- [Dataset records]

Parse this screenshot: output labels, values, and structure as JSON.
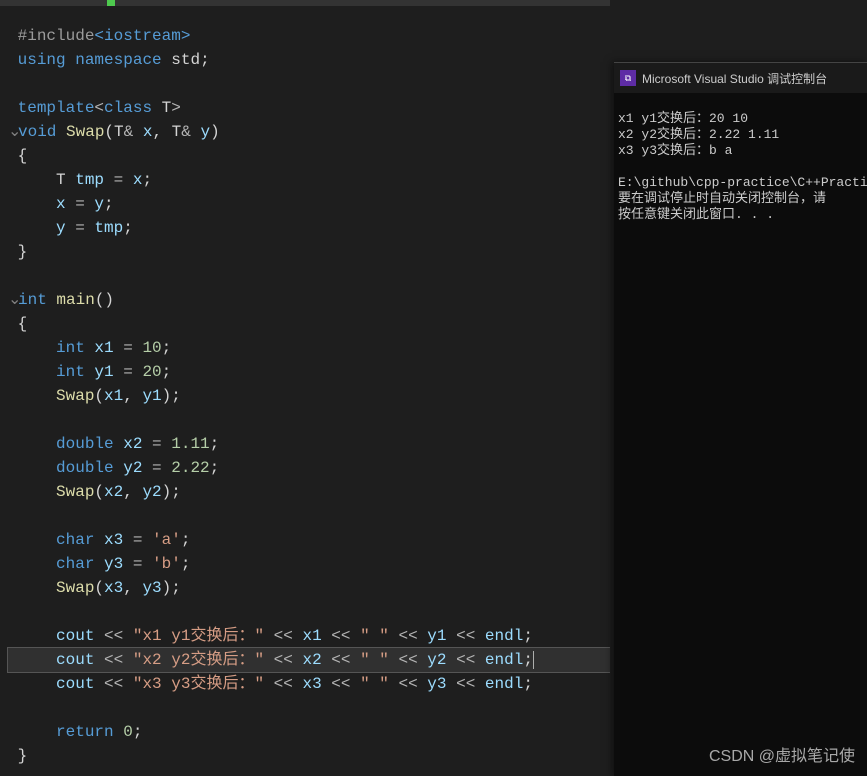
{
  "code": {
    "l1a": "#include",
    "l1b": "<iostream>",
    "l2a": "using",
    "l2b": " namespace ",
    "l2c": "std",
    "l2d": ";",
    "l4a": "template",
    "l4b": "<",
    "l4c": "class",
    "l4d": " T",
    "l4e": ">",
    "l5a": "void",
    "l5b": "Swap",
    "l5c": "(",
    "l5d": "T",
    "l5e": "&",
    "l5f": " x",
    "l5g": ", ",
    "l5h": "T",
    "l5i": "&",
    "l5j": " y",
    "l5k": ")",
    "l6": "{",
    "l7a": "T",
    "l7b": " tmp ",
    "l7c": "=",
    "l7d": " x",
    "l7e": ";",
    "l8a": "x ",
    "l8b": "=",
    "l8c": " y",
    "l8d": ";",
    "l9a": "y ",
    "l9b": "=",
    "l9c": " tmp",
    "l9d": ";",
    "l10": "}",
    "l12a": "int",
    "l12b": "main",
    "l12c": "()",
    "l13": "{",
    "l14a": "int",
    "l14b": " x1 ",
    "l14c": "=",
    "l14d": " 10",
    "l14e": ";",
    "l15a": "int",
    "l15b": " y1 ",
    "l15c": "=",
    "l15d": " 20",
    "l15e": ";",
    "l16a": "Swap",
    "l16b": "(",
    "l16c": "x1",
    "l16d": ", ",
    "l16e": "y1",
    "l16f": ")",
    "l16g": ";",
    "l18a": "double",
    "l18b": " x2 ",
    "l18c": "=",
    "l18d": " 1.11",
    "l18e": ";",
    "l19a": "double",
    "l19b": " y2 ",
    "l19c": "=",
    "l19d": " 2.22",
    "l19e": ";",
    "l20a": "Swap",
    "l20b": "(",
    "l20c": "x2",
    "l20d": ", ",
    "l20e": "y2",
    "l20f": ")",
    "l20g": ";",
    "l22a": "char",
    "l22b": " x3 ",
    "l22c": "=",
    "l22d": " 'a'",
    "l22e": ";",
    "l23a": "char",
    "l23b": " y3 ",
    "l23c": "=",
    "l23d": " 'b'",
    "l23e": ";",
    "l24a": "Swap",
    "l24b": "(",
    "l24c": "x3",
    "l24d": ", ",
    "l24e": "y3",
    "l24f": ")",
    "l24g": ";",
    "l26a": "cout ",
    "l26b": "<<",
    "l26c": " \"x1 y1交换后：\" ",
    "l26d": "<<",
    "l26e": " x1 ",
    "l26f": "<<",
    "l26g": " \" \" ",
    "l26h": "<<",
    "l26i": " y1 ",
    "l26j": "<<",
    "l26k": " endl",
    "l26l": ";",
    "l27a": "cout ",
    "l27b": "<<",
    "l27c": " \"x2 y2交换后：\" ",
    "l27d": "<<",
    "l27e": " x2 ",
    "l27f": "<<",
    "l27g": " \" \" ",
    "l27h": "<<",
    "l27i": " y2 ",
    "l27j": "<<",
    "l27k": " endl",
    "l27l": ";",
    "l28a": "cout ",
    "l28b": "<<",
    "l28c": " \"x3 y3交换后：\" ",
    "l28d": "<<",
    "l28e": " x3 ",
    "l28f": "<<",
    "l28g": " \" \" ",
    "l28h": "<<",
    "l28i": " y3 ",
    "l28j": "<<",
    "l28k": " endl",
    "l28l": ";",
    "l30a": "return",
    "l30b": " 0",
    "l30c": ";",
    "l31": "}"
  },
  "console": {
    "title": "Microsoft Visual Studio 调试控制台",
    "line1": "x1 y1交换后：20 10",
    "line2": "x2 y2交换后：2.22 1.11",
    "line3": "x3 y3交换后：b a",
    "line4": "",
    "line5": "E:\\github\\cpp-practice\\C++Practi",
    "line6": "要在调试停止时自动关闭控制台，请",
    "line7": "按任意键关闭此窗口. . ."
  },
  "watermark": "CSDN @虚拟笔记使",
  "icon_text": "⧉"
}
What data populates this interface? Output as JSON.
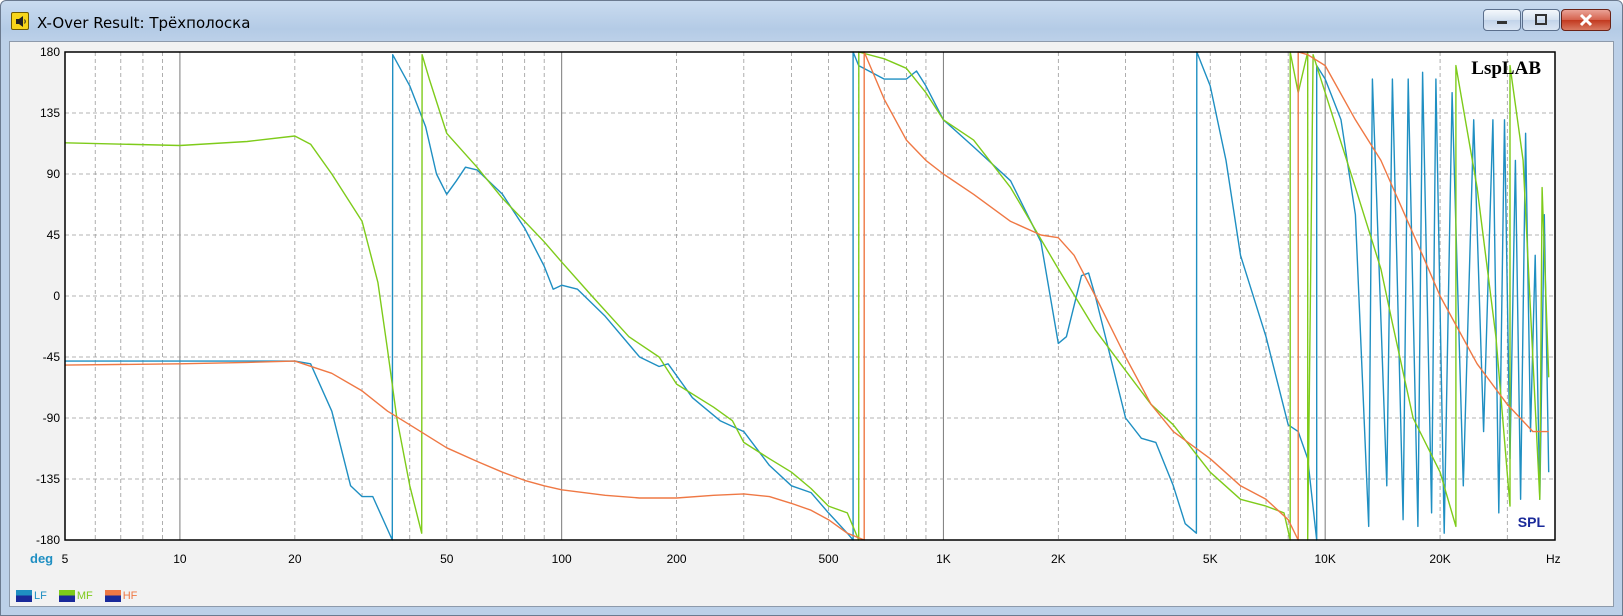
{
  "window": {
    "title": "X-Over Result: Трёхполоска",
    "icon": "speaker-icon",
    "controls": {
      "minimize": "minimize-icon",
      "maximize": "maximize-icon",
      "close": "close-icon"
    }
  },
  "chart_data": {
    "type": "line",
    "brand": "LspLAB",
    "mode_label": "SPL",
    "y_unit": "deg",
    "x_unit": "Hz",
    "xscale": "log",
    "xlim": [
      5,
      40000
    ],
    "ylim": [
      -180,
      180
    ],
    "grid": true,
    "x_ticks": [
      {
        "value": 5,
        "label": "5"
      },
      {
        "value": 10,
        "label": "10"
      },
      {
        "value": 20,
        "label": "20"
      },
      {
        "value": 50,
        "label": "50"
      },
      {
        "value": 100,
        "label": "100"
      },
      {
        "value": 200,
        "label": "200"
      },
      {
        "value": 500,
        "label": "500"
      },
      {
        "value": 1000,
        "label": "1K"
      },
      {
        "value": 2000,
        "label": "2K"
      },
      {
        "value": 5000,
        "label": "5K"
      },
      {
        "value": 10000,
        "label": "10K"
      },
      {
        "value": 20000,
        "label": "20K"
      }
    ],
    "y_ticks": [
      180,
      135,
      90,
      45,
      0,
      -45,
      -90,
      -135,
      -180
    ],
    "series": [
      {
        "name": "LF",
        "color": "#1f8fc2",
        "points": [
          [
            5,
            -48
          ],
          [
            10,
            -48
          ],
          [
            15,
            -48
          ],
          [
            20,
            -48
          ],
          [
            22,
            -50
          ],
          [
            25,
            -85
          ],
          [
            28,
            -140
          ],
          [
            30,
            -148
          ],
          [
            32,
            -148
          ],
          [
            36,
            -180
          ],
          [
            36.1,
            178
          ],
          [
            40,
            155
          ],
          [
            44,
            125
          ],
          [
            47,
            90
          ],
          [
            50,
            75
          ],
          [
            53,
            85
          ],
          [
            56,
            95
          ],
          [
            60,
            93
          ],
          [
            70,
            75
          ],
          [
            80,
            50
          ],
          [
            90,
            22
          ],
          [
            95,
            5
          ],
          [
            100,
            8
          ],
          [
            110,
            5
          ],
          [
            130,
            -15
          ],
          [
            160,
            -45
          ],
          [
            180,
            -52
          ],
          [
            190,
            -50
          ],
          [
            220,
            -75
          ],
          [
            260,
            -92
          ],
          [
            300,
            -100
          ],
          [
            350,
            -125
          ],
          [
            400,
            -140
          ],
          [
            450,
            -145
          ],
          [
            500,
            -160
          ],
          [
            560,
            -175
          ],
          [
            580,
            -180
          ],
          [
            580.1,
            180
          ],
          [
            600,
            170
          ],
          [
            700,
            160
          ],
          [
            800,
            160
          ],
          [
            850,
            166
          ],
          [
            900,
            155
          ],
          [
            1000,
            130
          ],
          [
            1200,
            110
          ],
          [
            1500,
            85
          ],
          [
            1800,
            40
          ],
          [
            2000,
            -35
          ],
          [
            2100,
            -30
          ],
          [
            2300,
            15
          ],
          [
            2400,
            17
          ],
          [
            2500,
            0
          ],
          [
            3000,
            -90
          ],
          [
            3300,
            -105
          ],
          [
            3600,
            -108
          ],
          [
            4000,
            -140
          ],
          [
            4300,
            -168
          ],
          [
            4600,
            -175
          ],
          [
            4610,
            180
          ],
          [
            5000,
            155
          ],
          [
            5500,
            100
          ],
          [
            6000,
            30
          ],
          [
            7000,
            -30
          ],
          [
            8000,
            -95
          ],
          [
            8500,
            -100
          ],
          [
            9000,
            -120
          ],
          [
            9500,
            -180
          ],
          [
            9500.1,
            170
          ],
          [
            10000,
            160
          ],
          [
            11000,
            130
          ],
          [
            12000,
            60
          ],
          [
            13000,
            -170
          ],
          [
            13300,
            160
          ],
          [
            14500,
            -140
          ],
          [
            15000,
            160
          ],
          [
            16000,
            -165
          ],
          [
            16500,
            160
          ],
          [
            17500,
            -170
          ],
          [
            18000,
            165
          ],
          [
            19000,
            -160
          ],
          [
            19500,
            160
          ],
          [
            20500,
            -175
          ],
          [
            21500,
            150
          ],
          [
            23000,
            -140
          ],
          [
            24500,
            130
          ],
          [
            26000,
            -100
          ],
          [
            27500,
            130
          ],
          [
            28500,
            -160
          ],
          [
            29500,
            130
          ],
          [
            30500,
            -120
          ],
          [
            31500,
            100
          ],
          [
            32500,
            -150
          ],
          [
            33500,
            120
          ],
          [
            34500,
            -100
          ],
          [
            35500,
            30
          ],
          [
            36500,
            -150
          ],
          [
            37500,
            60
          ],
          [
            38500,
            -130
          ]
        ]
      },
      {
        "name": "MF",
        "color": "#7ecb1a",
        "points": [
          [
            5,
            113
          ],
          [
            10,
            111
          ],
          [
            15,
            114
          ],
          [
            20,
            118
          ],
          [
            22,
            112
          ],
          [
            25,
            90
          ],
          [
            30,
            55
          ],
          [
            33,
            10
          ],
          [
            35,
            -40
          ],
          [
            37,
            -90
          ],
          [
            40,
            -140
          ],
          [
            43,
            -175
          ],
          [
            43.1,
            178
          ],
          [
            45,
            160
          ],
          [
            50,
            120
          ],
          [
            60,
            95
          ],
          [
            70,
            72
          ],
          [
            80,
            55
          ],
          [
            90,
            40
          ],
          [
            100,
            25
          ],
          [
            120,
            0
          ],
          [
            150,
            -30
          ],
          [
            180,
            -45
          ],
          [
            200,
            -65
          ],
          [
            250,
            -82
          ],
          [
            280,
            -92
          ],
          [
            300,
            -108
          ],
          [
            350,
            -120
          ],
          [
            400,
            -130
          ],
          [
            450,
            -142
          ],
          [
            500,
            -155
          ],
          [
            560,
            -160
          ],
          [
            600,
            -180
          ],
          [
            600.1,
            180
          ],
          [
            700,
            175
          ],
          [
            800,
            168
          ],
          [
            900,
            150
          ],
          [
            1000,
            130
          ],
          [
            1200,
            115
          ],
          [
            1500,
            80
          ],
          [
            2000,
            20
          ],
          [
            2500,
            -25
          ],
          [
            3000,
            -55
          ],
          [
            3500,
            -80
          ],
          [
            4000,
            -95
          ],
          [
            5000,
            -130
          ],
          [
            6000,
            -150
          ],
          [
            7000,
            -155
          ],
          [
            7800,
            -160
          ],
          [
            8100,
            -180
          ],
          [
            8100.1,
            180
          ],
          [
            8500,
            150
          ],
          [
            9000,
            180
          ],
          [
            9000.1,
            -180
          ],
          [
            9300,
            178
          ],
          [
            10000,
            150
          ],
          [
            12000,
            80
          ],
          [
            14000,
            20
          ],
          [
            15000,
            -20
          ],
          [
            17000,
            -90
          ],
          [
            20000,
            -130
          ],
          [
            22000,
            -170
          ],
          [
            22000.1,
            170
          ],
          [
            25000,
            80
          ],
          [
            28000,
            -30
          ],
          [
            30500,
            -155
          ],
          [
            30500.1,
            170
          ],
          [
            33000,
            100
          ],
          [
            36500,
            -150
          ],
          [
            37000,
            80
          ],
          [
            38500,
            -60
          ]
        ]
      },
      {
        "name": "HF",
        "color": "#ef7844",
        "points": [
          [
            5,
            -51
          ],
          [
            10,
            -50
          ],
          [
            15,
            -49
          ],
          [
            20,
            -48
          ],
          [
            25,
            -57
          ],
          [
            30,
            -70
          ],
          [
            35,
            -85
          ],
          [
            40,
            -95
          ],
          [
            50,
            -112
          ],
          [
            60,
            -122
          ],
          [
            70,
            -130
          ],
          [
            80,
            -136
          ],
          [
            90,
            -140
          ],
          [
            100,
            -143
          ],
          [
            130,
            -147
          ],
          [
            160,
            -149
          ],
          [
            200,
            -149
          ],
          [
            250,
            -147
          ],
          [
            300,
            -146
          ],
          [
            350,
            -148
          ],
          [
            400,
            -153
          ],
          [
            450,
            -158
          ],
          [
            500,
            -165
          ],
          [
            560,
            -175
          ],
          [
            620,
            -180
          ],
          [
            620.1,
            180
          ],
          [
            700,
            145
          ],
          [
            800,
            115
          ],
          [
            900,
            100
          ],
          [
            1000,
            90
          ],
          [
            1200,
            75
          ],
          [
            1500,
            55
          ],
          [
            1800,
            45
          ],
          [
            2000,
            43
          ],
          [
            2200,
            30
          ],
          [
            2500,
            0
          ],
          [
            3000,
            -45
          ],
          [
            3500,
            -80
          ],
          [
            4000,
            -100
          ],
          [
            5000,
            -120
          ],
          [
            6000,
            -140
          ],
          [
            7000,
            -150
          ],
          [
            8000,
            -165
          ],
          [
            8500,
            -180
          ],
          [
            8500.1,
            180
          ],
          [
            9000,
            178
          ],
          [
            10000,
            170
          ],
          [
            12000,
            130
          ],
          [
            14000,
            100
          ],
          [
            18000,
            30
          ],
          [
            20000,
            0
          ],
          [
            25000,
            -50
          ],
          [
            30000,
            -80
          ],
          [
            35000,
            -100
          ],
          [
            38500,
            -100
          ]
        ]
      }
    ]
  }
}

- [WRITTEN REQUEST] Find every line with "Swap" in the listing and state how many there are, nothing else.

- [ANSWER IN FULL] 4